→ Job A:
Condense the paragraph of the text on drunken consent that begins "Does a person who is voluntarily drunk" into a shorter version that keeps its main facts.

→ Given text:
>>>
A Critical Analysis of The law on A Drunken Consent To Sex Following Bree [download paper]
Shlomit Wallerstein
University Lecturer in Law and Fellow of St Peter's College, Oxford

Does a person who is voluntarily drunk remain capable of giving valid consent to sex? The Court of Appeal in Bree held that “a drunken consent is still (valid) consent,” though it further recognises that the capacity to consent may evaporate well before a complainant becomes unconscious. This decision is a move in the right direction, yet I argue that it has not gone far enough, and that section 74 of the Sexual Offences Act 2003 which governs these scenarios allows—and even requires—a more drastic interpretation: A drunken consent is not consent when the person is very drunk. Based on a distinction between factual and legal consent, the article starts by setting up the legal framework as set out in s. 74, and developed in Bree and H. It then goes on to criticise the current case-law and its interpretation of s. 74 for not being restrictive enough, by examining two possible theoretical rationales, mentioned in the judgements. The first, which is based on an analogy with the law relating to intoxicated offenders, is criticised on the grounds of differences between consent and intent. The second, which is based on the general argument that this position recognises the positive aspect of sexual autonomy, is criticised for its failure to distinguish between claims of normative facts and claims of public policy and for giving too much weight to the latter considerations. From the discussion an alternative, more restrictive position, emerges in line with s. 74 of the 2003 Act, according to which a drunken consent is not consent. This position can be adopted by judges, through the provision of better guidance to juries, but failing that a reform of the law might be needed.
<<<
→ Job B:
Retype everything in the rows from their first line down to the line containing "351, 311, 432]", including both of those lines.

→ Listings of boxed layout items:
>>>
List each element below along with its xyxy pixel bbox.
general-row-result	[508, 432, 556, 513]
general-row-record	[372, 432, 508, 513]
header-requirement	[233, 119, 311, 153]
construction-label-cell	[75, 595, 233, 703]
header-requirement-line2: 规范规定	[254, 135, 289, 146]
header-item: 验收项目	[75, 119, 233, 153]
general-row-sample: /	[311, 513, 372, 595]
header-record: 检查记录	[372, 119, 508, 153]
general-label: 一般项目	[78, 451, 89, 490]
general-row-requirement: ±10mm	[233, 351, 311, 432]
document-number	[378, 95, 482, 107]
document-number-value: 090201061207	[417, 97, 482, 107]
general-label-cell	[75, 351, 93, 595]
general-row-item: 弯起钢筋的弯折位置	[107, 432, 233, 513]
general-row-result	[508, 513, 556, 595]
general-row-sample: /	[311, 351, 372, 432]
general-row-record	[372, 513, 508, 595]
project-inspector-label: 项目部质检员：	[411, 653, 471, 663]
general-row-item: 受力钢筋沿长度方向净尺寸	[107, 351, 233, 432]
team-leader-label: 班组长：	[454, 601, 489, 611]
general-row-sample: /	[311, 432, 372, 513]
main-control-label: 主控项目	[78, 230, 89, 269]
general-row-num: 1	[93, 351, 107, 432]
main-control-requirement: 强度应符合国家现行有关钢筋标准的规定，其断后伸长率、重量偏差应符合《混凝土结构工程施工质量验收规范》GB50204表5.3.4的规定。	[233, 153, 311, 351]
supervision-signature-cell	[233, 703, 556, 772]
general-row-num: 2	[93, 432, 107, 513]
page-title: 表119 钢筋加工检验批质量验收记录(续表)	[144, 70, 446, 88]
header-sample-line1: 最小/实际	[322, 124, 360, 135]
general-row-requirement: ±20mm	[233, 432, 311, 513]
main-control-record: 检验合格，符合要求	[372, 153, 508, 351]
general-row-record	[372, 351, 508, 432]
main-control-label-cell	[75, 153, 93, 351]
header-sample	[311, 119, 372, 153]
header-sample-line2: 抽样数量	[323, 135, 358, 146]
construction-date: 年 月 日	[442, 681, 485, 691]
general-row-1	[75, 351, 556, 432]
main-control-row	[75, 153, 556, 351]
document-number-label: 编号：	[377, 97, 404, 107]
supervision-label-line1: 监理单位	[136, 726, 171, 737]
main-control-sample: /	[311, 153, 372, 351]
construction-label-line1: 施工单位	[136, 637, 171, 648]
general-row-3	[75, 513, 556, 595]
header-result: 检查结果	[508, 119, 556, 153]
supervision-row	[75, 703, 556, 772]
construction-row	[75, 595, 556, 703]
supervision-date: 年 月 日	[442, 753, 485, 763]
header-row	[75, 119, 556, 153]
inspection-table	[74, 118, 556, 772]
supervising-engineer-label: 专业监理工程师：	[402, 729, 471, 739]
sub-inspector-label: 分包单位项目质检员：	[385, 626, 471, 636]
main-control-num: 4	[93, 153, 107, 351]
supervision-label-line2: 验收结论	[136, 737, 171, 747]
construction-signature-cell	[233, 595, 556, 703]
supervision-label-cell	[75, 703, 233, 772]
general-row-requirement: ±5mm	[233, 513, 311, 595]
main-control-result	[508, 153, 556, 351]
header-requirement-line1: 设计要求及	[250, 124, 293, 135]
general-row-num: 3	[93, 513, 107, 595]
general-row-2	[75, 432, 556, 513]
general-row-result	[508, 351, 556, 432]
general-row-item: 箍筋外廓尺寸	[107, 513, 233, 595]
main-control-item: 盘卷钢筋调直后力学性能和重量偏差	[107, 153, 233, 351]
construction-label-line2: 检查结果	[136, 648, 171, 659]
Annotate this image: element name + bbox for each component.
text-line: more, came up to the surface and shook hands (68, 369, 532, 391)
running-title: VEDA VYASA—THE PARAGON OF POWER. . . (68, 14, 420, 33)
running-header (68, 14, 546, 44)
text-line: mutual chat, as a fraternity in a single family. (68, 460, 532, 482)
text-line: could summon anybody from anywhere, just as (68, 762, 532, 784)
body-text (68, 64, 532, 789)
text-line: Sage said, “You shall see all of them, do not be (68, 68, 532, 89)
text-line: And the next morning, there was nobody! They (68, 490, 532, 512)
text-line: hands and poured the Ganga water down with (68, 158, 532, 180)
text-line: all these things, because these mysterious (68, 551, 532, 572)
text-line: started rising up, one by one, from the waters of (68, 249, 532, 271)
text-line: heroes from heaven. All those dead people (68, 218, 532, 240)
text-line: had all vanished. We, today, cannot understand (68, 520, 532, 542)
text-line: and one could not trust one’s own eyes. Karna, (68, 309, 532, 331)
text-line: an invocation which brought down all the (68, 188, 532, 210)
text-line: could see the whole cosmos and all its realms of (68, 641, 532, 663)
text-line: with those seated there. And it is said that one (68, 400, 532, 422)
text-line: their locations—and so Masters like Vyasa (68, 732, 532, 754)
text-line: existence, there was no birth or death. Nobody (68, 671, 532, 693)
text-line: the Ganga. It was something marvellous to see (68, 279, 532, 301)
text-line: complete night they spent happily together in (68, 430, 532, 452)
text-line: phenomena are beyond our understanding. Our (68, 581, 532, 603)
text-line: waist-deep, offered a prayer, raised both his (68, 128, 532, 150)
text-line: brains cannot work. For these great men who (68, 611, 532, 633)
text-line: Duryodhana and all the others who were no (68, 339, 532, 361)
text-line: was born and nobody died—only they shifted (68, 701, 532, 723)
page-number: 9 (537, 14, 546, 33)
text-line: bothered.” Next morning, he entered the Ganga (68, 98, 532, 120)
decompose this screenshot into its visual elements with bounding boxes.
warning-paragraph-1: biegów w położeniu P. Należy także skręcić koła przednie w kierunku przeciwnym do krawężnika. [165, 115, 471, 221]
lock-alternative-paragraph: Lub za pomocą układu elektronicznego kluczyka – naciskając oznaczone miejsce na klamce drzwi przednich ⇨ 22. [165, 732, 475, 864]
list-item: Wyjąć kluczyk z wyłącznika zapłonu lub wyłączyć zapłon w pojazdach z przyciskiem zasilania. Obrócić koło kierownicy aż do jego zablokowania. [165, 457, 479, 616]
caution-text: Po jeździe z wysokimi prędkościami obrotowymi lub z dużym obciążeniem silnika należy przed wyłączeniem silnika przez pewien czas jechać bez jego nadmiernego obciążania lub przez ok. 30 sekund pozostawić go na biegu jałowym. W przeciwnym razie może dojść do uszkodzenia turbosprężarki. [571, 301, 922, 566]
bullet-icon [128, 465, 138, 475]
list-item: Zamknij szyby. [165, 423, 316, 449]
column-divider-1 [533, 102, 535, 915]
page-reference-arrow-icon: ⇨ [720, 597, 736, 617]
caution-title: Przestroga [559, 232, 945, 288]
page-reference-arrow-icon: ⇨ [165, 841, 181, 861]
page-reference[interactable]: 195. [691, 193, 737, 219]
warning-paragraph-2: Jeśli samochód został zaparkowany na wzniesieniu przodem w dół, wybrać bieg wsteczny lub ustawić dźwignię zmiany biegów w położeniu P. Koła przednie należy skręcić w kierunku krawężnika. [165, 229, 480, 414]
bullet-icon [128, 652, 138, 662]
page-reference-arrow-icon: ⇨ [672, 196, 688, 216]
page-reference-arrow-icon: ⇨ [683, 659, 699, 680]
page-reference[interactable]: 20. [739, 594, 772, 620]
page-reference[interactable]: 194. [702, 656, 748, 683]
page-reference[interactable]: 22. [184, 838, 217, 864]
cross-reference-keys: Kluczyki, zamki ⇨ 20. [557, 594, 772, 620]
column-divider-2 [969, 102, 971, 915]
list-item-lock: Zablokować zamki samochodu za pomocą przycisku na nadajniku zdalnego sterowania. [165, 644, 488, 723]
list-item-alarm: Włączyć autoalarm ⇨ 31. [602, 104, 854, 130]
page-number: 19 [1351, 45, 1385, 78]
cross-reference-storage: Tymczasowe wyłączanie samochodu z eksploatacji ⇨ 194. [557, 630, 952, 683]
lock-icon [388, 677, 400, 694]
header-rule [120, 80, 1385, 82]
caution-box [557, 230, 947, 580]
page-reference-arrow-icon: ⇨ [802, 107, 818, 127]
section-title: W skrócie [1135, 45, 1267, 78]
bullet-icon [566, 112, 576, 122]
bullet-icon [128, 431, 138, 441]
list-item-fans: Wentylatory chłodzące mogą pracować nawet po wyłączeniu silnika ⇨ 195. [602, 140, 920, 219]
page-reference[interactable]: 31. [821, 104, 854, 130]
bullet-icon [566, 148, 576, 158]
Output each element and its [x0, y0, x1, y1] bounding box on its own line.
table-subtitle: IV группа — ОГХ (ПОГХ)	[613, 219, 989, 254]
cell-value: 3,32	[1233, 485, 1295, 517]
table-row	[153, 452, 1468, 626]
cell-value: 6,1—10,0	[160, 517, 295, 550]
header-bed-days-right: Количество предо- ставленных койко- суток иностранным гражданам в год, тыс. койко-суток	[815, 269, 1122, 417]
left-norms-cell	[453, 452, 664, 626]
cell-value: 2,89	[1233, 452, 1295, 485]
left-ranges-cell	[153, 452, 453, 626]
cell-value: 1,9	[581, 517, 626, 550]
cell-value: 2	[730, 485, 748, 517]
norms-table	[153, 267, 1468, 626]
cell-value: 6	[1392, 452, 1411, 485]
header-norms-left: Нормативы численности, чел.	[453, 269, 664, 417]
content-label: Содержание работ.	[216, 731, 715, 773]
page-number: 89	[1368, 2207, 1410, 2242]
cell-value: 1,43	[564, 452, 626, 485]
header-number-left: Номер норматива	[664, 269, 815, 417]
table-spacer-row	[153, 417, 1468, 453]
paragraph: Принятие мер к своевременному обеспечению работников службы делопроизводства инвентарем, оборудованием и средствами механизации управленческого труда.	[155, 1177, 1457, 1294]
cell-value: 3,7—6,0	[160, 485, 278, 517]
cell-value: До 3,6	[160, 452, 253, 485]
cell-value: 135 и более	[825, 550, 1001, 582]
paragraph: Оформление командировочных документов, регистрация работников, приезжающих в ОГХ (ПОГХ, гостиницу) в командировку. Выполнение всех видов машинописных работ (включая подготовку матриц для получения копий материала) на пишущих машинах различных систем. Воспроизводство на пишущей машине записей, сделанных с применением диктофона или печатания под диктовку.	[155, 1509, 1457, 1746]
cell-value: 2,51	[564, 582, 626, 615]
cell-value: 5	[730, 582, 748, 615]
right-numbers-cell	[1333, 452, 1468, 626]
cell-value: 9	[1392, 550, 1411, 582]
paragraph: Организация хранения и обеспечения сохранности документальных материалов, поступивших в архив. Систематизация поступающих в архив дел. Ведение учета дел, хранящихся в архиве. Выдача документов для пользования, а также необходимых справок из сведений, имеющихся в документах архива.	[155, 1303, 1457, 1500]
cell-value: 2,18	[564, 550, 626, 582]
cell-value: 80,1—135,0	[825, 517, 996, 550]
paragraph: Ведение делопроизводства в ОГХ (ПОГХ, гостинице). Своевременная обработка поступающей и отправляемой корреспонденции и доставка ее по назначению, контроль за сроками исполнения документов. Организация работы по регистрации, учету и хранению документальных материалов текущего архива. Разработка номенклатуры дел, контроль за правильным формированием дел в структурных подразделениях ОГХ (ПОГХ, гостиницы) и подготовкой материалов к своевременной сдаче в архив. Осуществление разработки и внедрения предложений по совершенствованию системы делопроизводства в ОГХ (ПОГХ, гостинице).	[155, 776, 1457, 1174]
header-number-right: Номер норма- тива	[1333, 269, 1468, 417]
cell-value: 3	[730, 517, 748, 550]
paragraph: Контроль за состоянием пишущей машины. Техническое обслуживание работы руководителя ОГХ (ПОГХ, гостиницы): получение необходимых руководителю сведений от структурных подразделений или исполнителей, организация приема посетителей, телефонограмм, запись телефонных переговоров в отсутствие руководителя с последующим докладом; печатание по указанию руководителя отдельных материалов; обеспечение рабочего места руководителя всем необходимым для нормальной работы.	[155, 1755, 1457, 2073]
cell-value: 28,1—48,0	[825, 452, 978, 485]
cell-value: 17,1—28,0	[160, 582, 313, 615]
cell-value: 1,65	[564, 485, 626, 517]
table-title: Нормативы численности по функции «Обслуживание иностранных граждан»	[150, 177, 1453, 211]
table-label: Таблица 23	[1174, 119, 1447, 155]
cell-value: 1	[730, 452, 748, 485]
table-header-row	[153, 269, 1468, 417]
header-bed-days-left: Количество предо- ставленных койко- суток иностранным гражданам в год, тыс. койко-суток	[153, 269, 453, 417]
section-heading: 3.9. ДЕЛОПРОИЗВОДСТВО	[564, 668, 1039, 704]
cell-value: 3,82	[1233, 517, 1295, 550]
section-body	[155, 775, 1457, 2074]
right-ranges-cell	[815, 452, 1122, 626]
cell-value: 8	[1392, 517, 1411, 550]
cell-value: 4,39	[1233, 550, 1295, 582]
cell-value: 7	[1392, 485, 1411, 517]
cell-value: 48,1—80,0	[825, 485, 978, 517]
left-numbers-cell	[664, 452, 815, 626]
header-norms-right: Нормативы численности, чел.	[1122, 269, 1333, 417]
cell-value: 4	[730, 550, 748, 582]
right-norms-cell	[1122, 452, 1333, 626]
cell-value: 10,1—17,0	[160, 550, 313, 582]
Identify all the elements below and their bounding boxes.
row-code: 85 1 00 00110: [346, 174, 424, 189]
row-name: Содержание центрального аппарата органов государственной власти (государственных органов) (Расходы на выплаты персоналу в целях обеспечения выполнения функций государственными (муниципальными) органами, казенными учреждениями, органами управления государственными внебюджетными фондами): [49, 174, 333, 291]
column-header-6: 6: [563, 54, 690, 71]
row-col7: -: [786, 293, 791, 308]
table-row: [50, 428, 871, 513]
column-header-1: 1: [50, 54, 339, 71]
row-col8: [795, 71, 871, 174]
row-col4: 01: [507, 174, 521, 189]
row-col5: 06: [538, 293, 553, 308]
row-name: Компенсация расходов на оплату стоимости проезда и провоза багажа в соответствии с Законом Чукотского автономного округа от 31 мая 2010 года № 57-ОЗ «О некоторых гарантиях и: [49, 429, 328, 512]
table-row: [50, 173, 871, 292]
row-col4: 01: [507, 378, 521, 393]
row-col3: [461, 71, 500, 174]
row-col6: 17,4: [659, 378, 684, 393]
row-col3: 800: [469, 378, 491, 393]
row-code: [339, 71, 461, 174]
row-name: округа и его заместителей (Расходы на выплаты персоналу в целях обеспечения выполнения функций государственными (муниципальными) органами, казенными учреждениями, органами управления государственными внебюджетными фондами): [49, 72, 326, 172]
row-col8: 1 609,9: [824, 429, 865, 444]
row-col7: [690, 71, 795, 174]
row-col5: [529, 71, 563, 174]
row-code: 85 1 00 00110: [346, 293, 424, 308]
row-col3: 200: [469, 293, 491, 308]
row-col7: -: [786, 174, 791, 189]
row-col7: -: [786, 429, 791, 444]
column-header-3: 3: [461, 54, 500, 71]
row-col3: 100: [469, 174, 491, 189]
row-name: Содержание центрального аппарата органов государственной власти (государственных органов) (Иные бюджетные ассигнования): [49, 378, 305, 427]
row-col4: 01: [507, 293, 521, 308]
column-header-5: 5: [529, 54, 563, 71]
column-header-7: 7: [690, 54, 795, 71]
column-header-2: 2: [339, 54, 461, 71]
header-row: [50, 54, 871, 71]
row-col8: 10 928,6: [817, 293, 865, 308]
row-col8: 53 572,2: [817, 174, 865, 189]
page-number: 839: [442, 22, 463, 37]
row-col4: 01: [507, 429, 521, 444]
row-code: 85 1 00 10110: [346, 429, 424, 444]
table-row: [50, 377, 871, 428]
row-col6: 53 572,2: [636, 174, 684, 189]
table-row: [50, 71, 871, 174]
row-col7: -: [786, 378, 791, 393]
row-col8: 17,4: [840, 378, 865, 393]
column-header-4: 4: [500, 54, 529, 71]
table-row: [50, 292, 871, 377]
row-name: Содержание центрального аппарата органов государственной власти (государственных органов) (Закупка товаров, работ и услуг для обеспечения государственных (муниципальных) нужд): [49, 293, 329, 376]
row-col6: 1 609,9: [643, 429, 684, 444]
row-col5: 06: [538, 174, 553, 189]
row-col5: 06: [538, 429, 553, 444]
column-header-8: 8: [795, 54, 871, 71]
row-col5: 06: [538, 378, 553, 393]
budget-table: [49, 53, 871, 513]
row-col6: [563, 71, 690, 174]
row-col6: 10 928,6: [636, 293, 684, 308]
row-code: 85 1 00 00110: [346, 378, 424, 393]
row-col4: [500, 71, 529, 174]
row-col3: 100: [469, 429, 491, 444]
<<<
→ Answer A:
Can someone who is voluntarily drunk still give valid consent to sex? In Bree, the Court of Appeal held that a drunken consent is still consent. It also accepted that the capacity to consent may vanish well before a complainant becomes unconscious. The article calls this a step in the right direction that does not go far enough. It argues that section 74 of the Sexual Offences Act 2003 allows, and even requires, a stricter reading: when a person is very drunk, a drunken consent is not consent. Building on a distinction between factual and legal consent, it first sets out the framework of s. 74 as developed in Bree and H. It then criticizes the case law as not restrictive enough by examining two rationales mentioned in the judgments:
- An analogy with the law on intoxicated offenders, rejected because consent differs from intent.
- The claim that the current position recognizes the positive side of sexual autonomy, rejected for failing to separate claims of normative fact from claims of public policy and for giving policy too much weight.

The resulting, more restrictive position fits s. 74. Judges could adopt it through better guidance to juries; failing that, the law might need reform.

→ Answer B:
List each element below along with its xyxy pixel bbox.
general-row-result	[508, 432, 556, 513]
general-row-record	[372, 432, 508, 513]
header-requirement	[233, 119, 311, 153]
construction-label-cell	[75, 595, 233, 703]
header-requirement-line2: 规范规定	[254, 135, 289, 146]
header-item: 验收项目	[75, 119, 233, 153]
general-row-sample: /	[311, 513, 372, 595]
header-record: 检查记录	[372, 119, 508, 153]
general-label: 一般项目	[78, 451, 89, 490]
general-row-requirement: ±10mm	[233, 351, 311, 432]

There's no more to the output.